- Record set:
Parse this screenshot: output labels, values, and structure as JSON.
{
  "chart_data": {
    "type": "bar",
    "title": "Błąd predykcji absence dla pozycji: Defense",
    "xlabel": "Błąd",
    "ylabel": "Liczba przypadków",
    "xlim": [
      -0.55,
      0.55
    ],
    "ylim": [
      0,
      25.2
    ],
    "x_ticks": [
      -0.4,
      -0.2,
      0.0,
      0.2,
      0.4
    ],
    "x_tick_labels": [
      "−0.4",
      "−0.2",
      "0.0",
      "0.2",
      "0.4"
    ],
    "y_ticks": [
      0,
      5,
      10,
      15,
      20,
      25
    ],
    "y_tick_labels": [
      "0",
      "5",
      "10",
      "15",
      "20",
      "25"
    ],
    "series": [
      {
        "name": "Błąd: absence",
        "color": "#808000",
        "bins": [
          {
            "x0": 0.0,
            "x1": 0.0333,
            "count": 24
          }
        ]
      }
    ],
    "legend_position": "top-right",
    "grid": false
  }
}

- What is required: Each line of the material above needs to be quoted exactly, please.

- The completed task:
Parse this screenshot: output labels, values, and structure as JSON.
{
  "chart_data": {
    "type": "bar",
    "title": "Błąd predykcji absence dla pozycji: Defense",
    "xlabel": "Błąd",
    "ylabel": "Liczba przypadków",
    "xlim": [
      -0.55,
      0.55
    ],
    "ylim": [
      0,
      25.2
    ],
    "x_ticks": [
      -0.4,
      -0.2,
      0.0,
      0.2,
      0.4
    ],
    "x_tick_labels": [
      "−0.4",
      "−0.2",
      "0.0",
      "0.2",
      "0.4"
    ],
    "y_ticks": [
      0,
      5,
      10,
      15,
      20,
      25
    ],
    "y_tick_labels": [
      "0",
      "5",
      "10",
      "15",
      "20",
      "25"
    ],
    "series": [
      {
        "name": "Błąd: absence",
        "color": "#808000",
        "bins": [
          {
            "x0": 0.0,
            "x1": 0.0333,
            "count": 24
          }
        ]
      }
    ],
    "legend_position": "top-right",
    "grid": false
  }
}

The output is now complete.